■ DATA EXTRACT ■
--- Begin ---
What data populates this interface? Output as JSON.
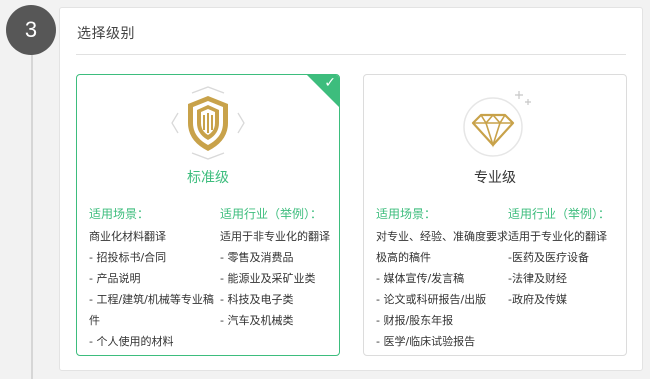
{
  "step": {
    "number": "3"
  },
  "panel": {
    "title": "选择级别"
  },
  "cards": [
    {
      "tier": "标准级",
      "selected": true,
      "icon": "shield-emblem-icon",
      "col1": {
        "heading": "适用场景：",
        "lines": [
          "商业化材料翻译",
          "- 招投标书/合同",
          "- 产品说明",
          "- 工程/建筑/机械等专业稿件",
          "- 个人使用的材料"
        ]
      },
      "col2": {
        "heading": "适用行业（举例）：",
        "lines": [
          "适用于非专业化的翻译",
          "- 零售及消费品",
          "- 能源业及采矿业类",
          "- 科技及电子类",
          "- 汽车及机械类"
        ]
      }
    },
    {
      "tier": "专业级",
      "selected": false,
      "icon": "diamond-icon",
      "col1": {
        "heading": "适用场景：",
        "lines": [
          "对专业、经验、准确度要求极高的稿件",
          "- 媒体宣传/发言稿",
          "- 论文或科研报告/出版",
          "- 财报/股东年报",
          "- 医学/临床试验报告"
        ]
      },
      "col2": {
        "heading": "适用行业（举例）：",
        "lines": [
          "适用于专业化的翻译",
          "-医药及医疗设备",
          "-法律及财经",
          "-政府及传媒"
        ]
      }
    }
  ],
  "colors": {
    "accent": "#3dbd7d",
    "gold": "#c8a24a",
    "step_circle": "#575757"
  }
}
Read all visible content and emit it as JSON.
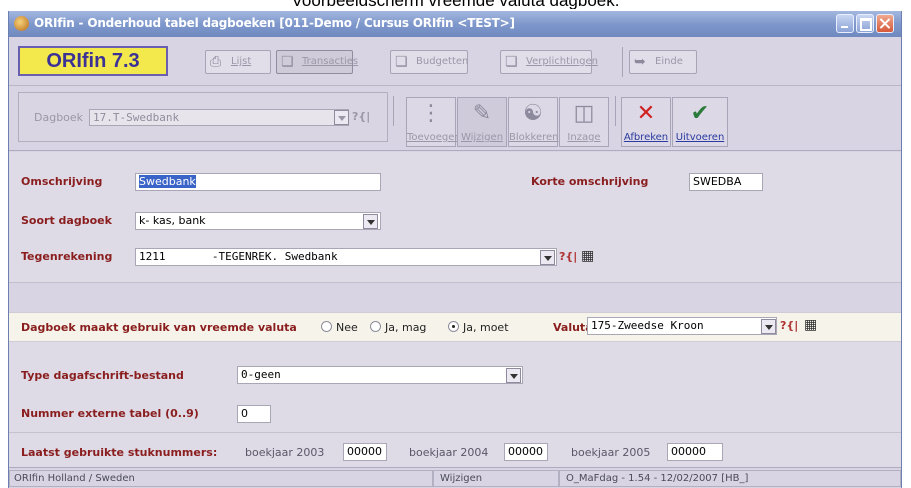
{
  "caption": "Voorbeeldscherm vreemde valuta dagboek.",
  "window": {
    "title": "ORIfin - Onderhoud tabel dagboeken [011-Demo / Cursus ORIfin <TEST>]"
  },
  "toolbar": {
    "logo": "ORIfin 7.3",
    "buttons": [
      {
        "label": "Lijst",
        "icon": "printer-icon"
      },
      {
        "label": "Transacties",
        "icon": "docs-icon"
      },
      {
        "label": "Budgetten",
        "icon": "docs-icon"
      },
      {
        "label": "Verplichtingen",
        "icon": "docs-icon"
      },
      {
        "label": "Einde",
        "icon": "exit-icon"
      }
    ]
  },
  "dagboek": {
    "label": "Dagboek",
    "value": "17.T-Swedbank"
  },
  "actions": [
    {
      "label": "Toevoegen",
      "icon": "add-icon"
    },
    {
      "label": "Wijzigen",
      "icon": "edit-icon"
    },
    {
      "label": "Blokkeren",
      "icon": "lock-icon"
    },
    {
      "label": "Inzage",
      "icon": "view-icon"
    },
    {
      "label": "Afbreken",
      "icon": "abort-icon"
    },
    {
      "label": "Uitvoeren",
      "icon": "execute-icon"
    }
  ],
  "form": {
    "omschrijving_label": "Omschrijving",
    "omschrijving_value": "Swedbank",
    "korte_label": "Korte omschrijving",
    "korte_value": "SWEDBA",
    "soort_label": "Soort dagboek",
    "soort_value": "k- kas, bank",
    "tegenrekening_label": "Tegenrekening",
    "tegenrekening_value": "1211       -TEGENREK. Swedbank"
  },
  "valuta": {
    "question": "Dagboek maakt gebruik van vreemde valuta",
    "options": [
      "Nee",
      "Ja, mag",
      "Ja, moet"
    ],
    "selected": "Ja, moet",
    "valuta_label": "Valuta",
    "valuta_value": "175-Zweedse Kroon"
  },
  "form2": {
    "type_label": "Type dagafschrift-bestand",
    "type_value": "0-geen",
    "nummer_label": "Nummer externe tabel (0..9)",
    "nummer_value": "0"
  },
  "stuknummers": {
    "label": "Laatst gebruikte stuknummers:",
    "years": [
      {
        "label": "boekjaar 2003",
        "value": "00000"
      },
      {
        "label": "boekjaar 2004",
        "value": "00000"
      },
      {
        "label": "boekjaar 2005",
        "value": "00000"
      }
    ]
  },
  "status": {
    "left": "ORIfin Holland / Sweden",
    "mode": "Wijzigen",
    "right": "O_MaFdag - 1.54 - 12/02/2007 [HB_]"
  },
  "colors": {
    "label_red": "#8a1e1e",
    "logo_yellow": "#f3e94d",
    "title_blue": "#7f98cc"
  }
}
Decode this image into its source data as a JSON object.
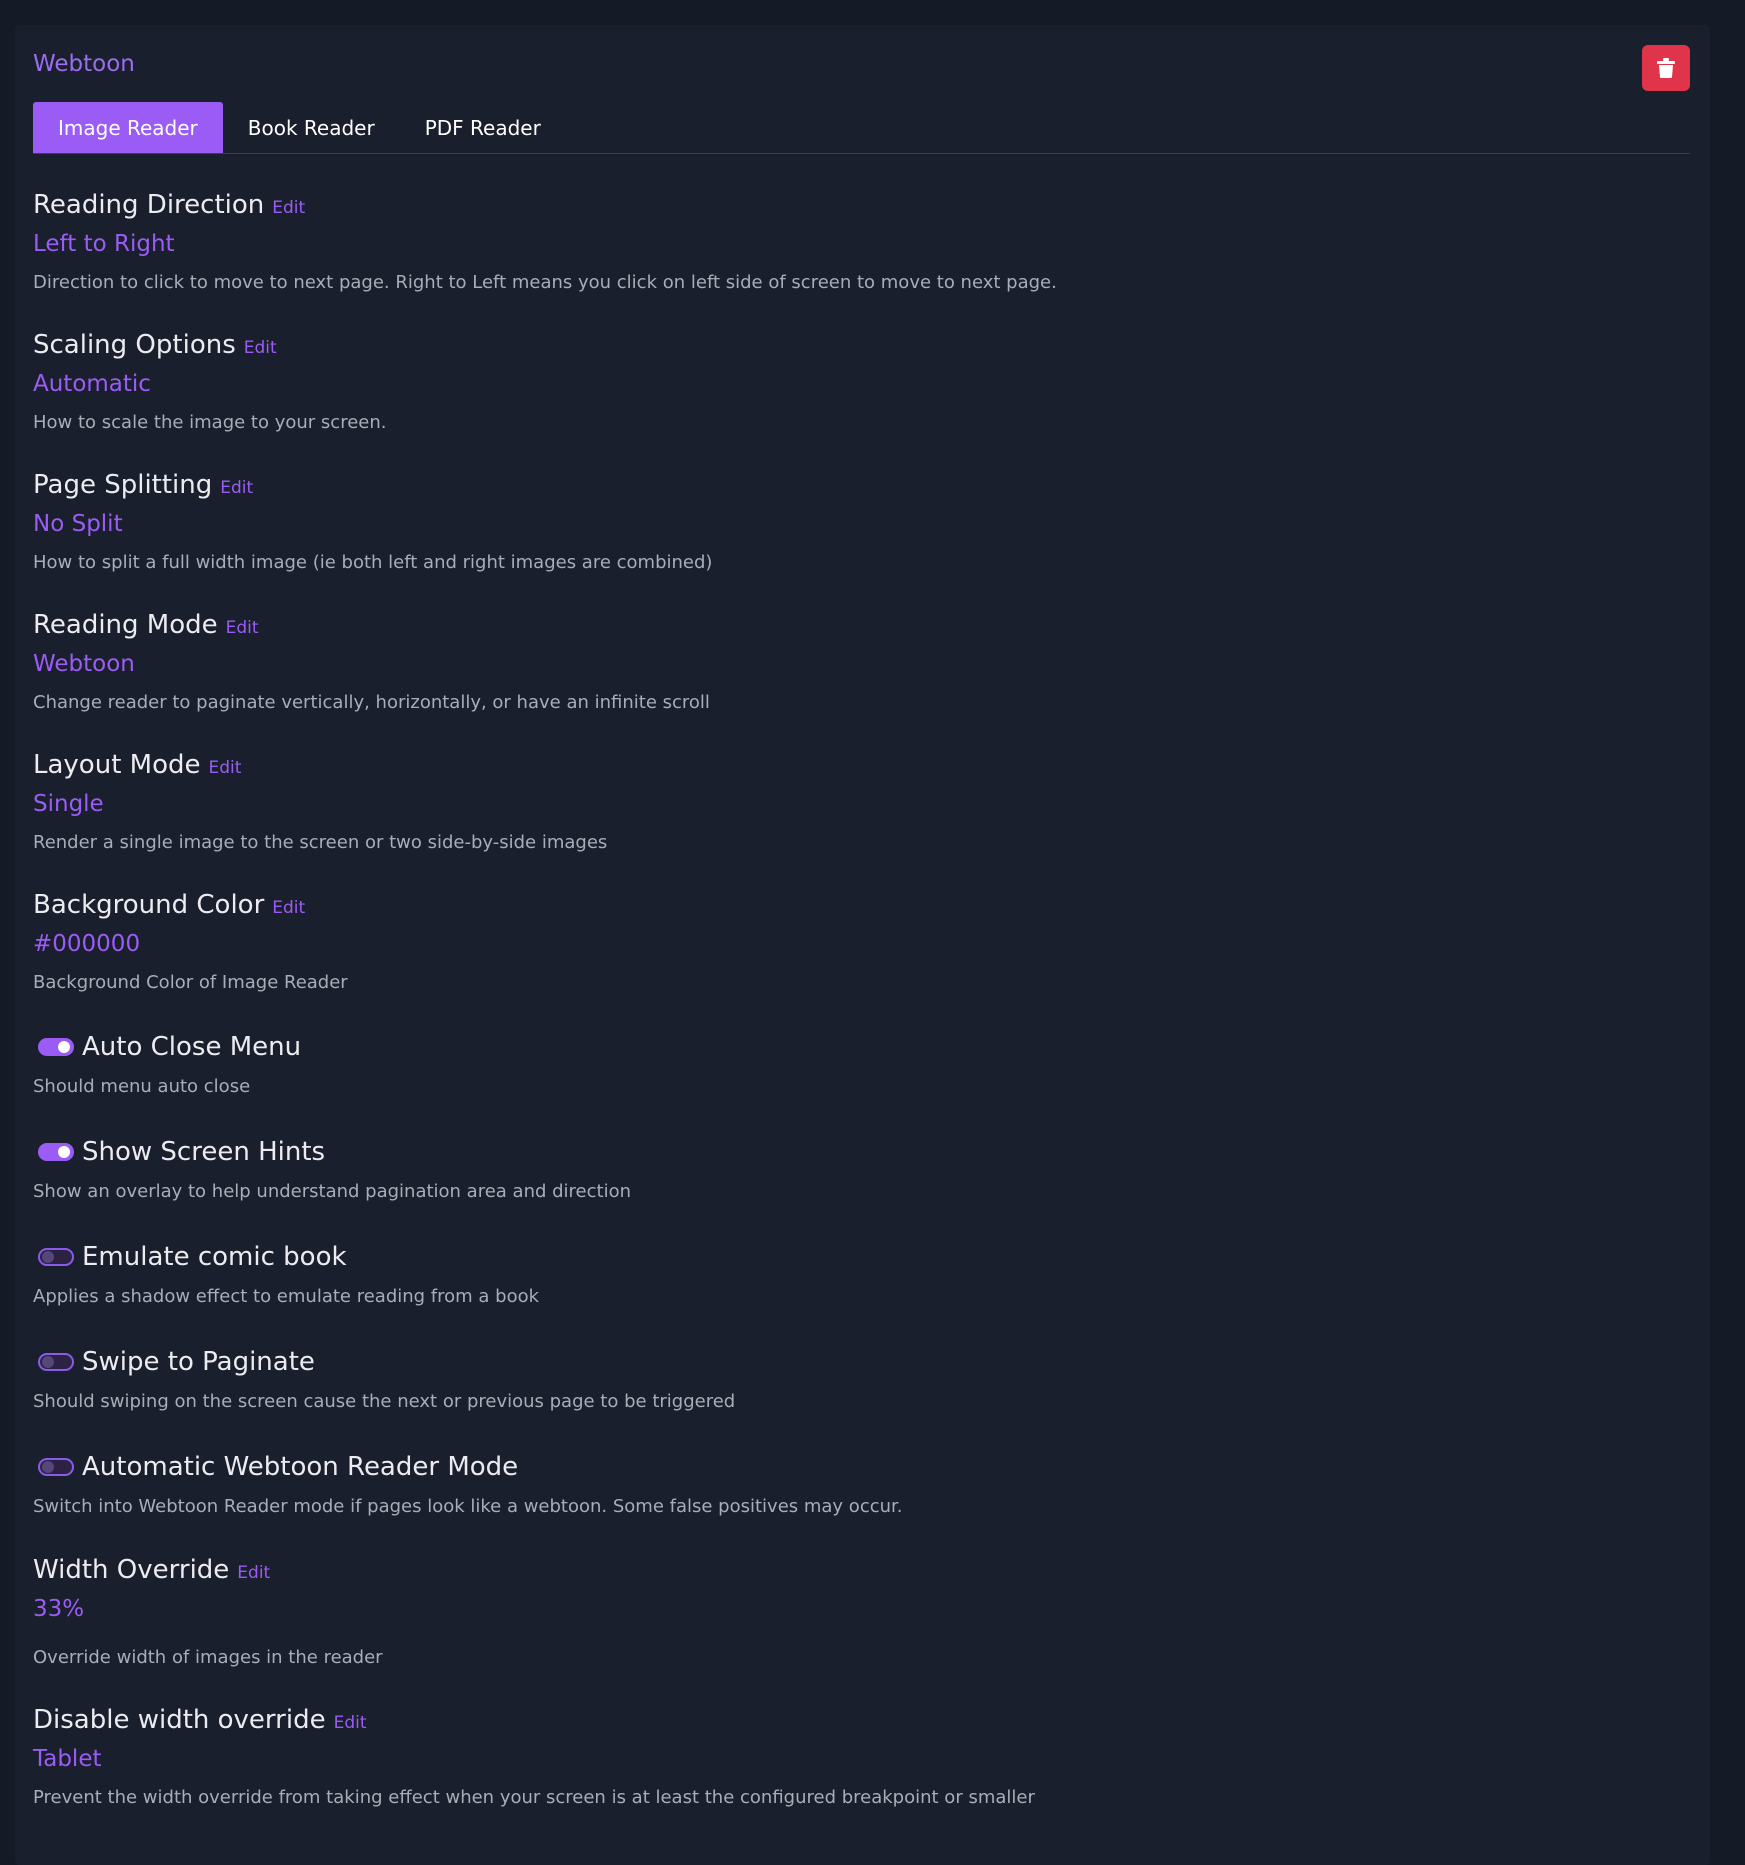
{
  "header": {
    "profile_name": "Webtoon",
    "delete_icon": "trash-icon"
  },
  "tabs": [
    {
      "label": "Image Reader",
      "active": true
    },
    {
      "label": "Book Reader",
      "active": false
    },
    {
      "label": "PDF Reader",
      "active": false
    }
  ],
  "edit_label": "Edit",
  "settings": {
    "reading_direction": {
      "title": "Reading Direction",
      "value": "Left to Right",
      "description": "Direction to click to move to next page. Right to Left means you click on left side of screen to move to next page."
    },
    "scaling_options": {
      "title": "Scaling Options",
      "value": "Automatic",
      "description": "How to scale the image to your screen."
    },
    "page_splitting": {
      "title": "Page Splitting",
      "value": "No Split",
      "description": "How to split a full width image (ie both left and right images are combined)"
    },
    "reading_mode": {
      "title": "Reading Mode",
      "value": "Webtoon",
      "description": "Change reader to paginate vertically, horizontally, or have an infinite scroll"
    },
    "layout_mode": {
      "title": "Layout Mode",
      "value": "Single",
      "description": "Render a single image to the screen or two side-by-side images"
    },
    "background_color": {
      "title": "Background Color",
      "value": "#000000",
      "description": "Background Color of Image Reader"
    },
    "auto_close_menu": {
      "title": "Auto Close Menu",
      "enabled": true,
      "description": "Should menu auto close"
    },
    "show_screen_hints": {
      "title": "Show Screen Hints",
      "enabled": true,
      "description": "Show an overlay to help understand pagination area and direction"
    },
    "emulate_comic_book": {
      "title": "Emulate comic book",
      "enabled": false,
      "description": "Applies a shadow effect to emulate reading from a book"
    },
    "swipe_to_paginate": {
      "title": "Swipe to Paginate",
      "enabled": false,
      "description": "Should swiping on the screen cause the next or previous page to be triggered"
    },
    "auto_webtoon_mode": {
      "title": "Automatic Webtoon Reader Mode",
      "enabled": false,
      "description": "Switch into Webtoon Reader mode if pages look like a webtoon. Some false positives may occur."
    },
    "width_override": {
      "title": "Width Override",
      "value": "33%",
      "description": "Override width of images in the reader"
    },
    "disable_width_override": {
      "title": "Disable width override",
      "value": "Tablet",
      "description": "Prevent the width override from taking effect when your screen is at least the configured breakpoint or smaller"
    }
  },
  "colors": {
    "accent": "#9b5cf5",
    "delete": "#e0344a",
    "background": "#141a26",
    "card": "#1a1f2d"
  }
}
--- End ---
Select and copy every line of the listing with the word "this".

■ EXERCISE RESPONSE ■
What data populates this interface? Output as JSON.
Decode this image into its source data as a JSON object.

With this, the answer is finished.